- **Given data**:
=-=-=-=-=

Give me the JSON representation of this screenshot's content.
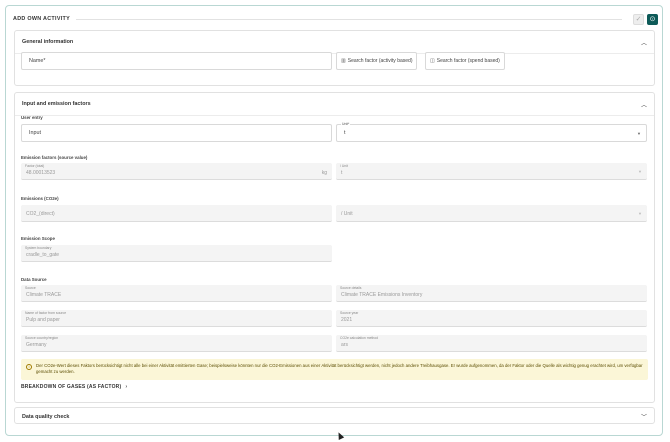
{
  "header": {
    "title": "ADD OWN ACTIVITY",
    "check_icon": "check-icon",
    "save_icon": "save-icon"
  },
  "general": {
    "title": "General information",
    "name_placeholder": "Name*",
    "search_activity_label": "Search factor (activity based)",
    "search_spend_label": "Search factor (spend based)"
  },
  "input_emission": {
    "title": "Input and emission factors",
    "user_entry": {
      "label": "User entry",
      "input_value": "Input",
      "unit_label": "Unit*",
      "unit_value": "t"
    },
    "emission_factors": {
      "label": "Emission factors (source value)",
      "factor_label": "Factor (total)",
      "factor_value": "48.00013523",
      "factor_unit": "kg",
      "per_unit_label": "/ Unit",
      "per_unit_value": "t"
    },
    "emissions": {
      "label": "Emissions (CO2e)",
      "co2_placeholder": "CO2_(direct)",
      "per_unit_placeholder": "/ Unit"
    },
    "scope": {
      "label": "Emission Scope",
      "boundary_label": "System boundary",
      "boundary_value": "cradle_to_gate"
    },
    "data_source": {
      "label": "Data Source",
      "source_label": "Source",
      "source_value": "Climate TRACE",
      "details_label": "Source details",
      "details_value": "Climate TRACE Emissions Inventory",
      "factor_name_label": "Name of factor from source",
      "factor_name_value": "Pulp and paper",
      "year_label": "Source year",
      "year_value": "2021",
      "country_label": "Source country/region",
      "country_value": "Germany",
      "method_label": "CO2e calculation method",
      "method_value": "ars"
    },
    "notice": "Der CO2e-Wert dieses Faktors berücksichtigt nicht alle bei einer Aktivität emittierten Gase; beispielsweise könnten nur die CO2-Emissionen aus einer Aktivität berücksichtigt werden, nicht jedoch andere Treibhausgase. Er wurde aufgenommen, da der Faktor oder die Quelle als wichtig genug erachtet wird, um verfügbar gemacht zu werden.",
    "breakdown_label": "BREAKDOWN OF GASES (AS FACTOR)"
  },
  "quality": {
    "title": "Data quality check"
  }
}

=-=-=-=-=

- **Problem description**: Pictures appear in the records above. Output everything except them, exactly.

- **Answer to the exercise**:
Give me the JSON representation of this screenshot's content.
{
  "header": {
    "title": "ADD OWN ACTIVITY",
    "check_icon": "check-icon",
    "save_icon": "save-icon"
  },
  "general": {
    "title": "General information",
    "name_placeholder": "Name*",
    "search_activity_label": "Search factor (activity based)",
    "search_spend_label": "Search factor (spend based)"
  },
  "input_emission": {
    "title": "Input and emission factors",
    "user_entry": {
      "label": "User entry",
      "input_value": "Input",
      "unit_label": "Unit*",
      "unit_value": "t"
    },
    "emission_factors": {
      "label": "Emission factors (source value)",
      "factor_label": "Factor (total)",
      "factor_value": "48.00013523",
      "factor_unit": "kg",
      "per_unit_label": "/ Unit",
      "per_unit_value": "t"
    },
    "emissions": {
      "label": "Emissions (CO2e)",
      "co2_placeholder": "CO2_(direct)",
      "per_unit_placeholder": "/ Unit"
    },
    "scope": {
      "label": "Emission Scope",
      "boundary_label": "System boundary",
      "boundary_value": "cradle_to_gate"
    },
    "data_source": {
      "label": "Data Source",
      "source_label": "Source",
      "source_value": "Climate TRACE",
      "details_label": "Source details",
      "details_value": "Climate TRACE Emissions Inventory",
      "factor_name_label": "Name of factor from source",
      "factor_name_value": "Pulp and paper",
      "year_label": "Source year",
      "year_value": "2021",
      "country_label": "Source country/region",
      "country_value": "Germany",
      "method_label": "CO2e calculation method",
      "method_value": "ars"
    },
    "notice": "Der CO2e-Wert dieses Faktors berücksichtigt nicht alle bei einer Aktivität emittierten Gase; beispielsweise könnten nur die CO2-Emissionen aus einer Aktivität berücksichtigt werden, nicht jedoch andere Treibhausgase. Er wurde aufgenommen, da der Faktor oder die Quelle als wichtig genug erachtet wird, um verfügbar gemacht zu werden.",
    "breakdown_label": "BREAKDOWN OF GASES (AS FACTOR)"
  },
  "quality": {
    "title": "Data quality check"
  }
}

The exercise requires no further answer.